• [EXERCISE DIRECTIONS]: Reproduce each line from the records that holds "cover".

• [DATASET CONTENT]:
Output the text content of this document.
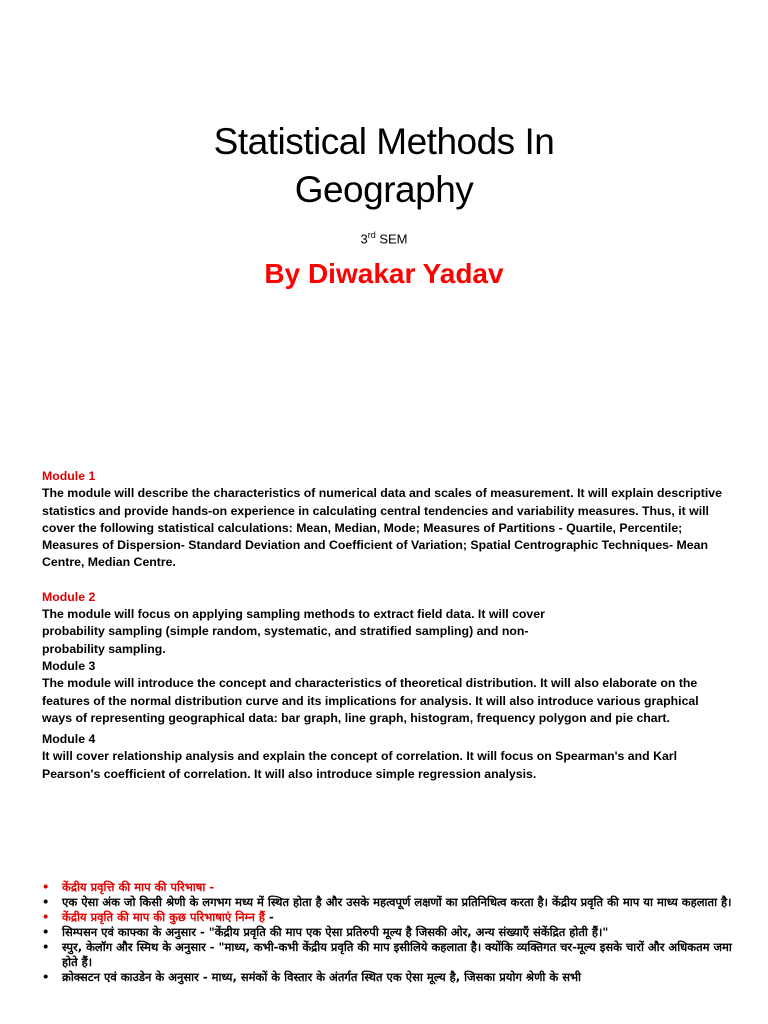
Statistical Methods In
Geography
3rd SEM
By Diwakar Yadav

Module 1

The module will describe the characteristics of numerical data and scales of measurement. It will explain descriptive statistics and provide hands-on experience in calculating central tendencies and variability measures. Thus, it will cover the following statistical calculations: Mean, Median, Mode; Measures of Partitions - Quartile, Percentile; Measures of Dispersion- Standard Deviation and Coefficient of Variation; Spatial Centrographic Techniques- Mean Centre, Median Centre.

Module 2

The module will focus on applying sampling methods to extract field data. It will cover

probability sampling (simple random, systematic, and stratified sampling) and non-

probability sampling.

Module 3

The module will introduce the concept and characteristics of theoretical distribution. It will also elaborate on the features of the normal distribution curve and its implications for analysis. It will also introduce various graphical ways of representing geographical data: bar graph, line graph, histogram, frequency polygon and pie chart.

Module 4

It will cover relationship analysis and explain the concept of correlation. It will focus on Spearman's and Karl Pearson's coefficient of correlation. It will also introduce simple regression analysis.

•	केंद्रीय प्रवृत्ति की माप की परिभाषा -
•	एक ऐसा अंक जो किसी श्रेणी के लगभग मध्य में स्थित होता है और उसके महत्वपूर्ण लक्षणों का प्रतिनिधित्व करता है। केंद्रीय प्रवृति की माप या माध्य कहलाता है।
•	केंद्रीय प्रवृति की माप की कुछ परिभाषाएं निम्न हैं -
•	सिम्पसन एवं काफ्का के अनुसार - "केंद्रीय प्रवृति की माप एक ऐसा प्रतिरुपी मूल्य है जिसकी ओर, अन्य संख्याएँ संकेंद्रित होती हैं।"
•	स्पुर, केलॉग और स्मिथ के अनुसार - "माध्य, कभी-कभी केंद्रीय प्रवृति की माप इसीलिये कहलाता है। क्योंकि व्यक्तिगत चर-मूल्य इसके चारों और अधिकतम जमा होते हैं।
•	क्रोक्सटन एवं काउडेन के अनुसार - माध्य, समंकों के विस्तार के अंतर्गत स्थित एक ऐसा मूल्य है, जिसका प्रयोग श्रेणी के सभी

• [RESULT OF THE EXERCISE]:
The module will describe the characteristics of numerical data and scales of measurement. It will explain descriptive statistics and provide hands-on experience in calculating central tendencies and variability measures. Thus, it will cover the following statistical calculations: Mean, Median, Mode; Measures of Partitions - Quartile, Percentile; Measures of Dispersion- Standard Deviation and Coefficient of Variation; Spatial Centrographic Techniques- Mean Centre, Median Centre.
The module will focus on applying sampling methods to extract field data. It will cover
It will cover relationship analysis and explain the concept of correlation. It will focus on Spearman's and Karl Pearson's coefficient of correlation. It will also introduce simple regression analysis.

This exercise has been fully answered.